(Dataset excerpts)

● ● ● ● ● ● ●

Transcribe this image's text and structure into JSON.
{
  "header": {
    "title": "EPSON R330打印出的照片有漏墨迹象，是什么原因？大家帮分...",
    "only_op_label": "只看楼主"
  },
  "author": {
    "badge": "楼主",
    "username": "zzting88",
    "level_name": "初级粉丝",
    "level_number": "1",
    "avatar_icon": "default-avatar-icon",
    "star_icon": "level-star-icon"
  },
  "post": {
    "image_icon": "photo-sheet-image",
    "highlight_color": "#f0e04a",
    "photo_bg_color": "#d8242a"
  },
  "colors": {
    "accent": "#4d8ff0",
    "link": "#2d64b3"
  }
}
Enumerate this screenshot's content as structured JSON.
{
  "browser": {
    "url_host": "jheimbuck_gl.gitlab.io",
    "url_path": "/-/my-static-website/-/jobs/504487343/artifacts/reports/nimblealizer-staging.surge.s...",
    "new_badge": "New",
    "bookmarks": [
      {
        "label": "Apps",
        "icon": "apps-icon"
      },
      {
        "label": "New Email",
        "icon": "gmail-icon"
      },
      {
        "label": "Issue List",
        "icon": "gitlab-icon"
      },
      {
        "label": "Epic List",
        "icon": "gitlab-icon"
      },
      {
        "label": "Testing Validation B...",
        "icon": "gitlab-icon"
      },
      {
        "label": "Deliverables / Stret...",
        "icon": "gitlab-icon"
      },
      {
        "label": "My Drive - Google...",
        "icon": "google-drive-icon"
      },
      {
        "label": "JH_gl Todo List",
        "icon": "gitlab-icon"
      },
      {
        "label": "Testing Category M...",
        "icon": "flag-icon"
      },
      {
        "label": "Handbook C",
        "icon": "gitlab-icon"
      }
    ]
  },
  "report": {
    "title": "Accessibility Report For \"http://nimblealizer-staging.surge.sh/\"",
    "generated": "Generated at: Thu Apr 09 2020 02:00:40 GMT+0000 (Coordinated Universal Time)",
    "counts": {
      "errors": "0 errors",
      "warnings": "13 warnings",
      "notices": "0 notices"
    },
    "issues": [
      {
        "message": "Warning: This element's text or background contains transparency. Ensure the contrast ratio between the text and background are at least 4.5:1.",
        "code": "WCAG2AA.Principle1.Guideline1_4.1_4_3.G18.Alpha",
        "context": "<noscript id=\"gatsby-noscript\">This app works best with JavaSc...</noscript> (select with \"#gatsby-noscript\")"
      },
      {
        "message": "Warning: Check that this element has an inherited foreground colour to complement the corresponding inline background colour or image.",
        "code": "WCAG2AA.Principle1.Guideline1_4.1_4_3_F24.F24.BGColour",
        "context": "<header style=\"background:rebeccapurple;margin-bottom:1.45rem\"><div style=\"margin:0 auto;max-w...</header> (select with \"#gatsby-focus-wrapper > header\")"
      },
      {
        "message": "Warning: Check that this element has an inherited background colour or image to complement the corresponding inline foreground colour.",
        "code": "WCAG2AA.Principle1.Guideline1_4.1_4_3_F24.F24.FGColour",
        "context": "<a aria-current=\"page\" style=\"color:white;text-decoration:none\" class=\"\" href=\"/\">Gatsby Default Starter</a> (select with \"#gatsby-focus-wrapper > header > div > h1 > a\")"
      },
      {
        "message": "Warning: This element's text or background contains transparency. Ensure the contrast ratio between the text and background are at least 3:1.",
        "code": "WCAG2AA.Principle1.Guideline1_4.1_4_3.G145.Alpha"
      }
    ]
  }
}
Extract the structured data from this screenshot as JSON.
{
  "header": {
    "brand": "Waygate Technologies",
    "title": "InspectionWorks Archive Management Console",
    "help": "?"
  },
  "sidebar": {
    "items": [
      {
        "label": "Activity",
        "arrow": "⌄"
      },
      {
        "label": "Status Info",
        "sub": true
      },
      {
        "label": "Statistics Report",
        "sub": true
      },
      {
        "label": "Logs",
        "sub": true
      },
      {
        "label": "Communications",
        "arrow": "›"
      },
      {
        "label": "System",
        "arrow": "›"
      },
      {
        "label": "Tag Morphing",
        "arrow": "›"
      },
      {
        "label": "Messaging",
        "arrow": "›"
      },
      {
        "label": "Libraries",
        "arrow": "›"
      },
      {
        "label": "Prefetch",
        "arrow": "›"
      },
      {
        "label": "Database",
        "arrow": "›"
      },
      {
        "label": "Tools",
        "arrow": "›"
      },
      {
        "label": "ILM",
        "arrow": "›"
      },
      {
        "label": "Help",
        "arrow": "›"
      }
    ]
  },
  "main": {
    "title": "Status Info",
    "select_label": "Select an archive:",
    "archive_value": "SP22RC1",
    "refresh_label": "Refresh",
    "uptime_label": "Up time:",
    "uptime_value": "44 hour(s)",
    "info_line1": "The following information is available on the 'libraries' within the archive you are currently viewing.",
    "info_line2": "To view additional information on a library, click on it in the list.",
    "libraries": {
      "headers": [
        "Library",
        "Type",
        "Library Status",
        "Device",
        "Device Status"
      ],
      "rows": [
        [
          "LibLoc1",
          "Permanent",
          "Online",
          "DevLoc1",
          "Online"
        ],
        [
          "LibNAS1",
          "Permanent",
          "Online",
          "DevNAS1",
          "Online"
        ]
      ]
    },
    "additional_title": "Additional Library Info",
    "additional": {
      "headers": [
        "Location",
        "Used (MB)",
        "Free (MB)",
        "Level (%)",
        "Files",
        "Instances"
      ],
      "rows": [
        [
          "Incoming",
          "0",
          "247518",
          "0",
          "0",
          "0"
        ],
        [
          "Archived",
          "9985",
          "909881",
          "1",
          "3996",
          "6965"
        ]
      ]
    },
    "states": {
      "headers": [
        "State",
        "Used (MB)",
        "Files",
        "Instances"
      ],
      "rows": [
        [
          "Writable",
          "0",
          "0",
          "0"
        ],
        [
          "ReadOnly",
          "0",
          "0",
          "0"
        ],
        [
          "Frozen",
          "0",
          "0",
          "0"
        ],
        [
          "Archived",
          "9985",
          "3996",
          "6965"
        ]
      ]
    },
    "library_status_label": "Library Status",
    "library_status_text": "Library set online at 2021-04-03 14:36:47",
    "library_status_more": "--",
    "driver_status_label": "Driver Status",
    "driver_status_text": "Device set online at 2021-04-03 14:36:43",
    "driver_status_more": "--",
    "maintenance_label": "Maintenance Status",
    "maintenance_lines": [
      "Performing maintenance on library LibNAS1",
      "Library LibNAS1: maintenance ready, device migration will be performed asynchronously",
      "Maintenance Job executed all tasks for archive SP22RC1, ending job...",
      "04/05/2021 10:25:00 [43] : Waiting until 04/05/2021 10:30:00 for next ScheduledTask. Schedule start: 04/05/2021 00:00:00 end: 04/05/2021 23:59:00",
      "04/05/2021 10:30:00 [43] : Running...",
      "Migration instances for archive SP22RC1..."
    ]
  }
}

● ● ● ● ● ● ●

**TASK DESCRIPTION**
In the data above, count the lines where the word "transparency" appears; reply with the number only.

**OUTPUT OF THE EXERCISE**
2